BRIEF 1. Using only the records, output as a Markdown table with the columns Row and Line the part that opens with the line containing "paragraph: Wyż. Krakowsko" and closes with the line containing "list-item: ● spływ podpowierzchniowy", leaving out blank lines.

SUPPLIED TEXT.
********

A photo gallery of Martian landforms and surface features, taken by the Mars Reconnaissance Orbiter’s powerful HiRISE camera.
A failure in both concept and execution, this set of big, square close-ups not only renders HiRISE’s extraordinarily high-resolution shots as, too often, murky blurs, but pairs them to passages of commentary that don’t consistently mention essentials like scale and location—or even seem to be describing what’s on display. Slade offers just a small wedge of what she vaguely dubs a “colossal crater,” for instance, while leaving viewers to search for invisible “channels in the ice” carved among unexplained hillocks at the Martian south pole and wondering what the dark, brushlike formations that seem to be sticking up from “northern sandy dunes” even are. She just swoons over the planet’s “gorgeous rocky layers” and “lovely linear ridges” while building up to a rhapsodic finale (“completely breathtaking!… / Mars is more amazing than anyone ever imagined!”) in immense type. Capped by a closing timeline that asks readers to believe that Mars was “first discovered” in the 1600s, this outing offers neither the information nor the inspiration of similar photo essays like Seymour Simon’s Mars (1987) and Elizabeth Rusch’s Mighty Mars Rovers (2012).

********

DATA FOR PROCESSING.
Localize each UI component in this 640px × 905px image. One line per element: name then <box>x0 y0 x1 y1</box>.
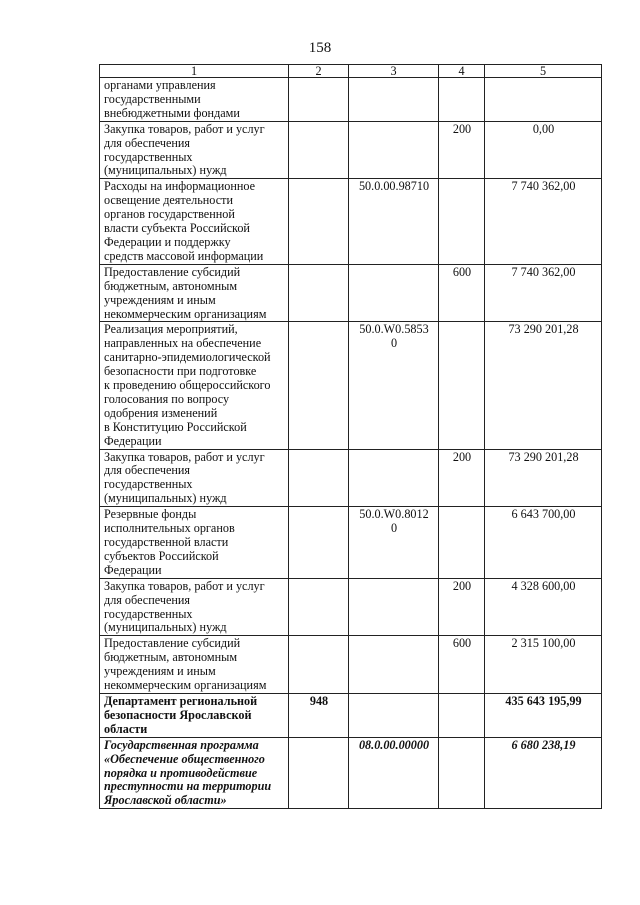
row-description: Закупка товаров, работ и услуг для обеспечения государственных (муниципальных) нужд <box>100 449 289 507</box>
table-row <box>100 264 602 322</box>
row-target-article <box>349 121 439 179</box>
row-description: Департамент региональной безопасности Ярославской области <box>100 693 289 737</box>
table-row <box>100 578 602 636</box>
row-code <box>289 179 349 264</box>
row-expense-type: 200 <box>439 449 485 507</box>
row-amount: 7 740 362,00 <box>485 264 602 322</box>
row-code <box>289 507 349 579</box>
row-expense-type <box>439 179 485 264</box>
row-expense-type <box>439 507 485 579</box>
table-row <box>100 179 602 264</box>
row-expense-type: 600 <box>439 264 485 322</box>
row-code <box>289 578 349 636</box>
row-expense-type <box>439 693 485 737</box>
row-target-article: 50.0.W0.5853 0 <box>349 322 439 449</box>
row-amount: 73 290 201,28 <box>485 322 602 449</box>
row-expense-type <box>439 737 485 809</box>
row-target-article <box>349 449 439 507</box>
row-code <box>289 636 349 694</box>
table-row <box>100 121 602 179</box>
row-target-article <box>349 578 439 636</box>
row-description: Предоставление субсидий бюджетным, автономным учреждениям и иным некоммерческим организациям <box>100 264 289 322</box>
row-description: Резервные фонды исполнительных органов государственной власти субъектов Российской Федерации <box>100 507 289 579</box>
row-amount: 6 643 700,00 <box>485 507 602 579</box>
row-target-article <box>349 636 439 694</box>
table-row <box>100 507 602 579</box>
row-amount <box>485 78 602 122</box>
row-description: Реализация мероприятий, направленных на обеспечение санитарно-эпидемиологической безопасности при подготовке к проведению общероссийского голосования по вопросу одобрения изменений в Конституцию Российской Федерации <box>100 322 289 449</box>
table-row <box>100 322 602 449</box>
row-code <box>289 264 349 322</box>
column-header: 4 <box>439 65 485 78</box>
row-description: Предоставление субсидий бюджетным, автономным учреждениям и иным некоммерческим организациям <box>100 636 289 694</box>
row-expense-type: 600 <box>439 636 485 694</box>
row-amount: 0,00 <box>485 121 602 179</box>
row-description: органами управления государственными внебюджетными фондами <box>100 78 289 122</box>
budget-table <box>99 64 602 809</box>
row-amount: 73 290 201,28 <box>485 449 602 507</box>
row-code <box>289 121 349 179</box>
table-header-row <box>100 65 602 78</box>
row-target-article: 08.0.00.00000 <box>349 737 439 809</box>
table-row <box>100 636 602 694</box>
row-amount: 4 328 600,00 <box>485 578 602 636</box>
column-header: 2 <box>289 65 349 78</box>
row-amount: 7 740 362,00 <box>485 179 602 264</box>
row-expense-type <box>439 322 485 449</box>
row-description: Государственная программа «Обеспечение общественного порядка и противодействие преступности на территории Ярославской области» <box>100 737 289 809</box>
row-code <box>289 737 349 809</box>
row-expense-type: 200 <box>439 121 485 179</box>
row-description: Закупка товаров, работ и услуг для обеспечения государственных (муниципальных) нужд <box>100 578 289 636</box>
row-target-article: 50.0.00.98710 <box>349 179 439 264</box>
table-row <box>100 693 602 737</box>
row-code: 948 <box>289 693 349 737</box>
page-number: 158 <box>308 40 332 56</box>
row-target-article: 50.0.W0.8012 0 <box>349 507 439 579</box>
row-code <box>289 322 349 449</box>
row-amount: 6 680 238,19 <box>485 737 602 809</box>
table-row <box>100 737 602 809</box>
row-description: Расходы на информационное освещение деятельности органов государственной власти субъекта Российской Федерации и поддержку средств массовой информации <box>100 179 289 264</box>
row-expense-type: 200 <box>439 578 485 636</box>
column-header: 1 <box>100 65 289 78</box>
row-target-article <box>349 264 439 322</box>
row-target-article <box>349 78 439 122</box>
row-amount: 2 315 100,00 <box>485 636 602 694</box>
table-row <box>100 449 602 507</box>
row-target-article <box>349 693 439 737</box>
row-description: Закупка товаров, работ и услуг для обеспечения государственных (муниципальных) нужд <box>100 121 289 179</box>
column-header: 5 <box>485 65 602 78</box>
column-header: 3 <box>349 65 439 78</box>
row-code <box>289 449 349 507</box>
row-amount: 435 643 195,99 <box>485 693 602 737</box>
table-row <box>100 78 602 122</box>
row-code <box>289 78 349 122</box>
row-expense-type <box>439 78 485 122</box>
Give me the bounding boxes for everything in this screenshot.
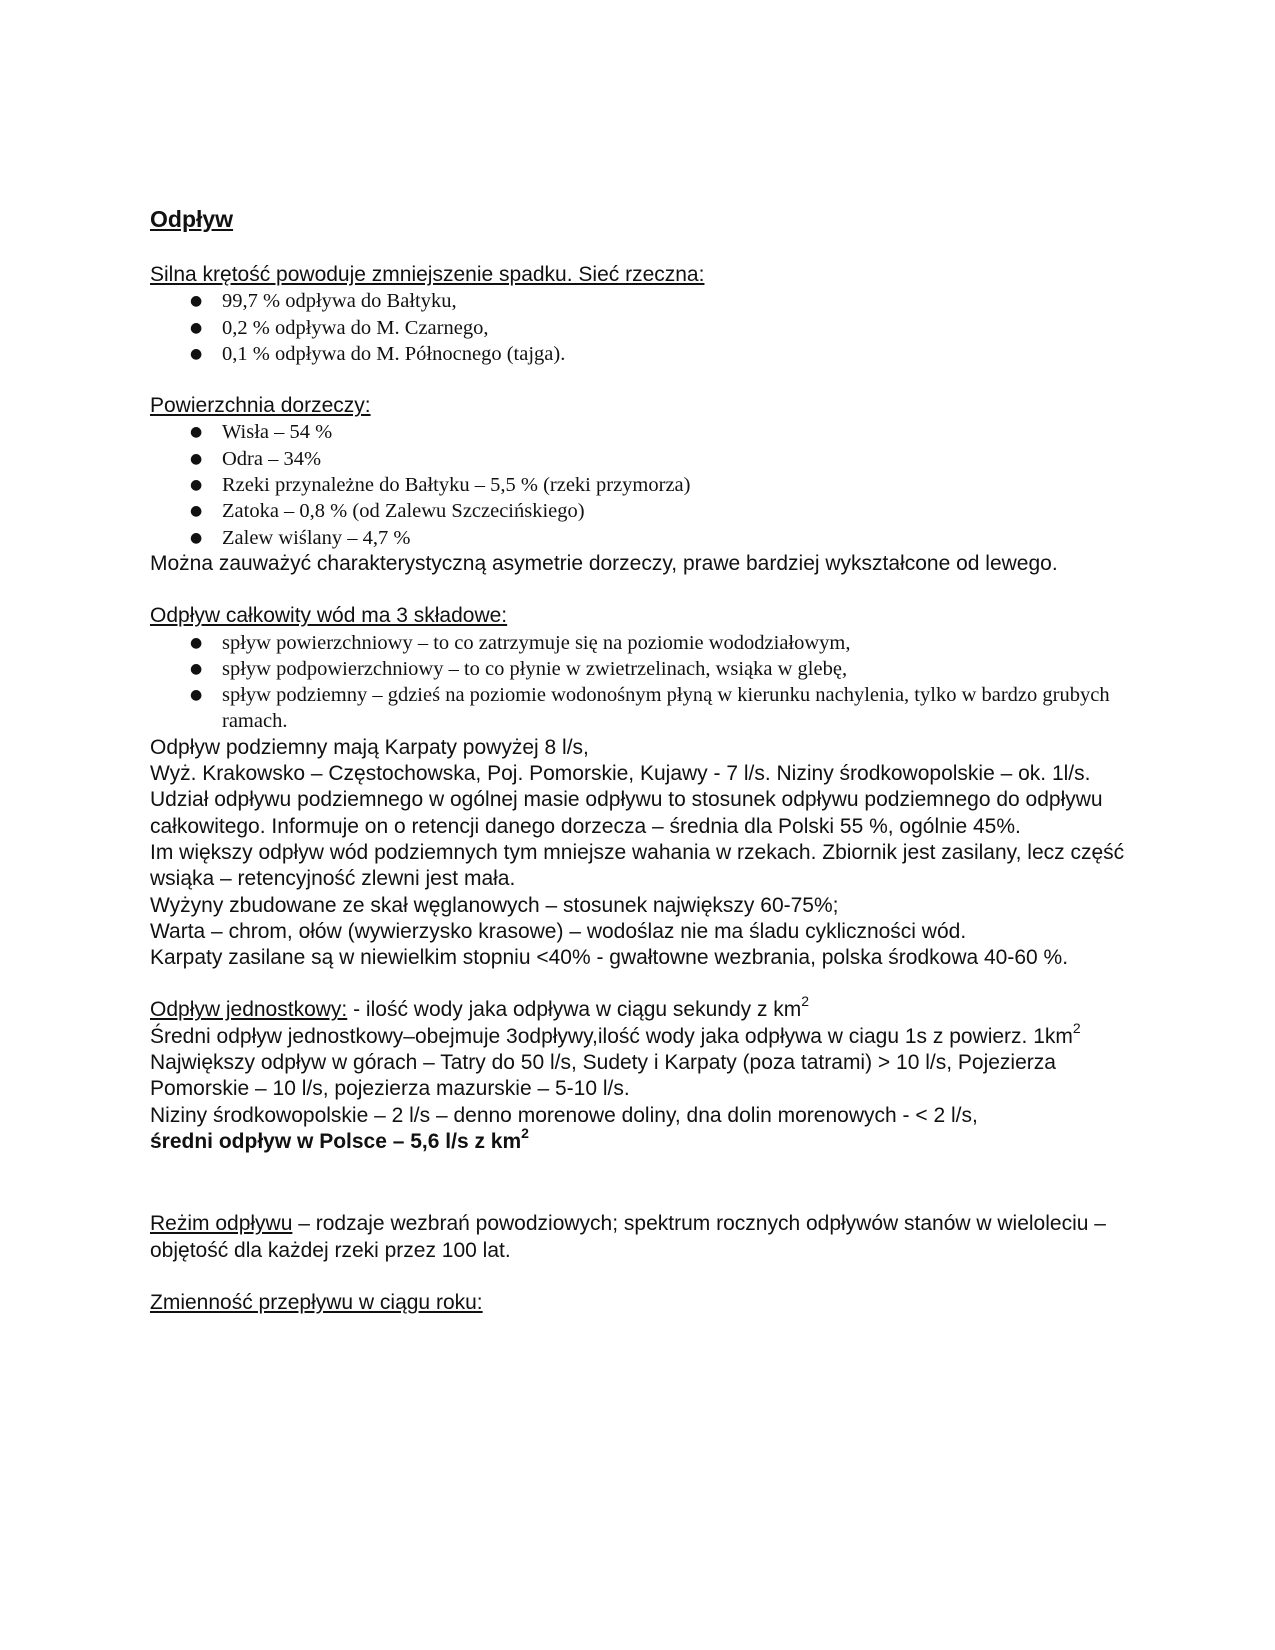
paragraph: Wyż. Krakowsko – Częstochowska, Poj. Pomorskie, Kujawy - 7 l/s. Niziny środkowopolskie – ok. 1l/s. xyxy=(150,762,1091,786)
list-item: ● Rzeki przynależne do Bałtyku – 5,5 % (rzeki przymorza) xyxy=(190,472,1130,498)
heading-jednostkowy: Odpływ jednostkowy: xyxy=(150,998,348,1022)
bullet-icon: ● xyxy=(190,687,203,704)
list-item: ● spływ podpowierzchniowy – to co płynie w zwietrzelinach, wsiąka w glebę, xyxy=(190,656,1130,682)
heading-siec: Silna krętość powoduje zmniejszenie spadku. Sieć rzeczna: xyxy=(150,263,705,286)
paragraph-rezim: Reżim odpływu – rodzaje wezbrań powodziowych; spektrum rocznych odpływów stanów w wieloleciu – objętość dla każdej rzeki przez 100 lat. xyxy=(150,1212,1106,1262)
list-item: ● 99,7 % odpływa do Bałtyku, xyxy=(190,288,1130,314)
heading-powierzchnia: Powierzchnia dorzeczy: xyxy=(150,394,371,418)
bullet-icon: ● xyxy=(190,345,203,362)
list-item: ● Odra – 34% xyxy=(190,446,1130,472)
paragraph: Udział odpływu podziemnego w ogólnej masie odpływu to stosunek odpływu podziemnego do odpływu całkowitego. Informuje on o retencji danego dorzecza – średnia dla Polski 55 %, ogólnie 45%. xyxy=(150,788,1103,838)
bullet-icon: ● xyxy=(190,634,203,651)
bullet-icon: ● xyxy=(190,660,203,677)
bullet-icon: ● xyxy=(190,293,203,310)
list-powierzchnia xyxy=(150,419,1130,550)
paragraph-jednostkowy: Odpływ jednostkowy: - ilość wody jaka odpływa w ciągu sekundy z $km^2$ xyxy=(150,993,810,1022)
list-item: ● spływ powierzchniowy – to co zatrzymuje się na poziomie wododziałowym, xyxy=(190,630,1130,656)
list-item: ● 0,2 % odpływa do M. Czarnego, xyxy=(190,315,1130,341)
bullet-icon: ● xyxy=(190,319,203,336)
paragraph: Odpływ podziemny mają Karpaty powyżej 8 l/s, xyxy=(150,735,589,759)
bullet-icon: ● xyxy=(190,450,203,467)
bullet-icon: ● xyxy=(190,477,203,494)
document-page xyxy=(150,205,1130,1316)
paragraph: Warta – chrom, ołów (wywierzysko krasowe) – wodoślaz nie ma śladu cykliczności wód. xyxy=(150,919,967,943)
bullet-icon: ● xyxy=(190,424,203,441)
list-item: ● 0,1 % odpływa do M. Północnego (tajga). xyxy=(190,341,1130,367)
paragraph: Wyżyny zbudowane ze skał węglanowych – stosunek największy 60-75%; xyxy=(150,893,839,917)
bullet-icon: ● xyxy=(190,503,203,520)
document-title: Odpływ xyxy=(150,206,234,232)
list-item: ● spływ podziemny – gdzieś na poziomie wodonośnym płyną w kierunku nachylenia, tylko w bardzo grubych ramach. xyxy=(190,684,1110,733)
paragraph: Można zauważyć charakterystyczną asymetrie dorzeczy, prawe bardziej wykształcone od lewego. xyxy=(150,551,1058,575)
paragraph: Niziny środkowopolskie – 2 l/s – denno morenowe doliny, dna dolin morenowych - < 2 l/s, xyxy=(150,1103,978,1127)
bullet-icon: ● xyxy=(190,529,203,546)
list-item: ● Wisła – 54 % xyxy=(190,419,1130,445)
list-siec xyxy=(150,288,1130,367)
list-calkowity xyxy=(150,630,1130,735)
paragraph: Karpaty zasilane są w niewielkim stopniu <40% - gwałtowne wezbrania, polska środkowa 40-60 %. xyxy=(150,946,1069,970)
list-item: ● Zalew wiślany – 4,7 % xyxy=(190,525,1130,551)
paragraph: Im większy odpływ wód podziemnych tym mniejsze wahania w rzekach. Zbiornik jest zasilany, lecz część wsiąka – retencyjność zlewni jest mała. xyxy=(150,840,1125,891)
paragraph-bold-summary: średni odpływ w Polsce – 5,6 l/s z $km^2$ xyxy=(150,1124,529,1153)
paragraph: Największy odpływ w górach – Tatry do 50 l/s, Sudety i Karpaty (poza tatrami) > 10 l/s, Pojezierza Pomorskie – 10 l/s, pojezierza mazurskie – 5-10 l/s. xyxy=(150,1051,1056,1101)
heading-rezim: Reżim odpływu xyxy=(150,1212,293,1236)
list-item: ● Zatoka – 0,8 % (od Zalewu Szczecińskiego) xyxy=(190,498,1130,524)
paragraph: Średni odpływ jednostkowy–obejmuje 3odpływy,ilość wody jaka odpływa w ciagu 1s z powierz. $1km^2$ xyxy=(150,1019,1081,1048)
heading-calkowity: Odpływ całkowity wód ma 3 składowe: xyxy=(150,604,508,628)
heading-zmiennosc: Zmienność przepływu w ciągu roku: xyxy=(150,1290,483,1314)
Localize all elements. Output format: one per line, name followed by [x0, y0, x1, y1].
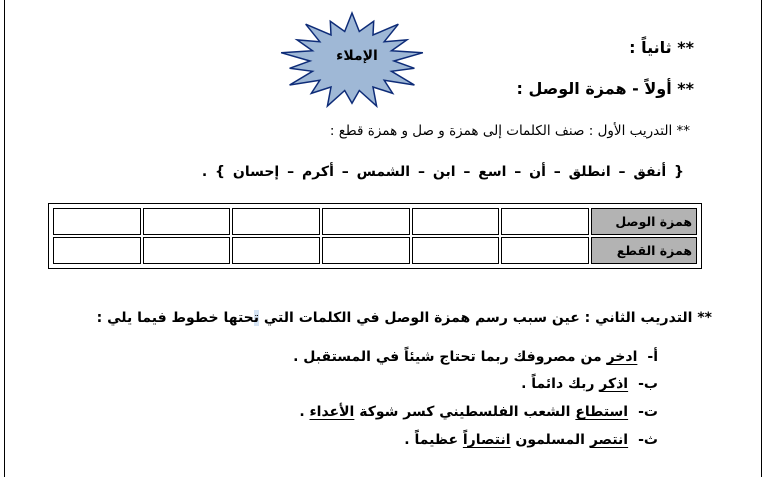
table-cell[interactable]: [232, 237, 320, 264]
classification-table: [48, 203, 702, 269]
underlined-word: استطاع: [575, 404, 629, 420]
row-label-qat: همزة القطع: [591, 237, 697, 264]
burst-title: الإملاء: [336, 48, 378, 64]
underlined-word: اذكر: [599, 376, 629, 392]
table-cell[interactable]: [143, 237, 231, 264]
item-text: عظيماً .: [404, 432, 463, 448]
table-cell[interactable]: [53, 208, 141, 235]
exercise2-highlight: ت: [253, 310, 260, 326]
item-letter: أ-: [647, 349, 658, 365]
item-text: .: [299, 404, 310, 420]
underlined-word: انتصاراً: [462, 432, 511, 448]
table-cell[interactable]: [412, 237, 500, 264]
exercise1-instruction: ** التدريب الأول : صنف الكلمات إلى همزة و صل و همزة قطع :: [329, 123, 690, 139]
item-text: ربك دائماً .: [521, 376, 600, 392]
table-cell[interactable]: [501, 208, 589, 235]
exercise2-text-b: حتها خطوط فيما يلي :: [96, 310, 254, 326]
underlined-word: الأعداء: [309, 404, 355, 420]
item-letter: ث-: [638, 432, 658, 448]
underlined-word: انتصر: [589, 432, 629, 448]
table-row: [53, 208, 697, 235]
item-text: المسلمون: [510, 432, 590, 448]
table-cell[interactable]: [412, 208, 500, 235]
table-cell[interactable]: [322, 208, 410, 235]
item-letter: ت-: [638, 404, 658, 420]
list-item: [404, 432, 658, 448]
table-cell[interactable]: [53, 237, 141, 264]
list-item: [293, 349, 658, 365]
heading-second: ** ثانياً :: [629, 38, 694, 57]
table-cell[interactable]: [501, 237, 589, 264]
table-cell[interactable]: [322, 237, 410, 264]
heading-first: ** أولاً - همزة الوصل :: [516, 79, 694, 98]
exercise2-text-a: ** التدريب الثاني : عين سبب رسم همزة الوصل في الكلمات التي: [259, 310, 712, 326]
underlined-word: ادخر: [606, 349, 638, 365]
item-text: الشعب الفلسطيني كسر شوكة: [354, 404, 576, 420]
row-label-wasl: همزة الوصل: [591, 208, 697, 235]
list-item: [299, 404, 658, 420]
table-cell[interactable]: [143, 208, 231, 235]
table-row: [53, 237, 697, 264]
word-list: { أنفق – انطلق – أن – اسع – ابن – الشمس – أكرم – إحسان } .: [201, 164, 684, 180]
list-item: [521, 376, 658, 392]
exercise2-instruction: [97, 310, 712, 326]
item-letter: ب-: [638, 376, 658, 392]
item-text: من مصروفك ربما تحتاج شيئاً في المستقبل .: [293, 349, 607, 365]
table-cell[interactable]: [232, 208, 320, 235]
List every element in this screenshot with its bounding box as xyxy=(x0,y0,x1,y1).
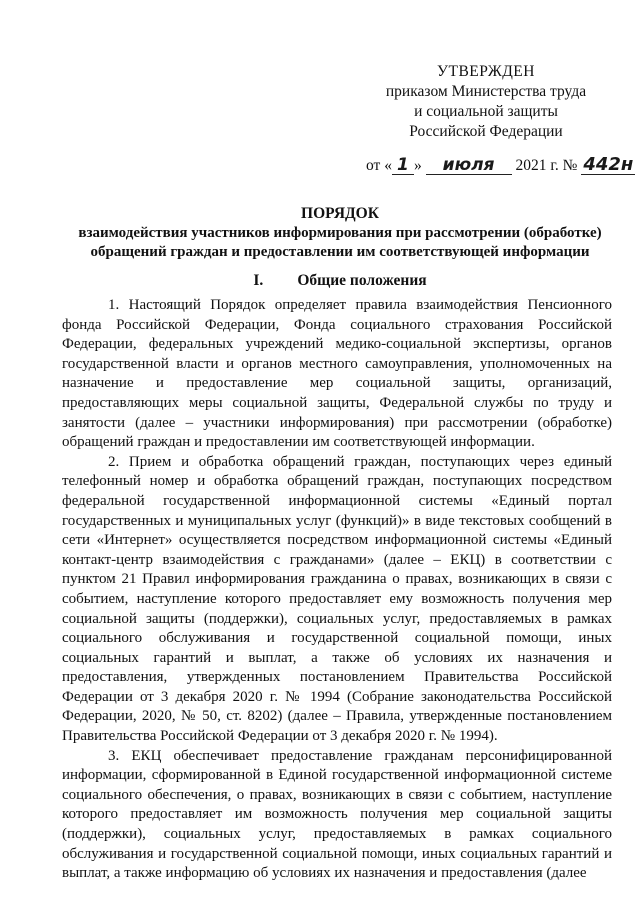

********

BRIEF 2. Name every person mentioned in the book review.

TASK ANSWER 1.
| Row | Line |
|---|---|
| 1 | paragraph: Wyż. Krakowsko – Częstochowska, Poj. Pomorskie, Kujawy - 7 l/s. Niziny środkowopolskie – ok. 1l/s. xyxy=(150,762,1091,786) |
| 2 | list-item: ● Rzeki przynależne do Bałtyku – 5,5 % (rzeki przymorza) xyxy=(190,472,1130,498) |
| 3 | heading-jednostkowy: Odpływ jednostkowy: xyxy=(150,998,348,1022) |
| 4 | bullet-icon: ● xyxy=(190,687,203,704) |
| 5 | list-item: ● spływ podpowierzchniowy – to co płynie w zwietrzelinach, wsiąka w glebę, xyxy=(190,656,1130,682) |

TASK ANSWER 2. Slade, Seymour Simon, Elizabeth Rusch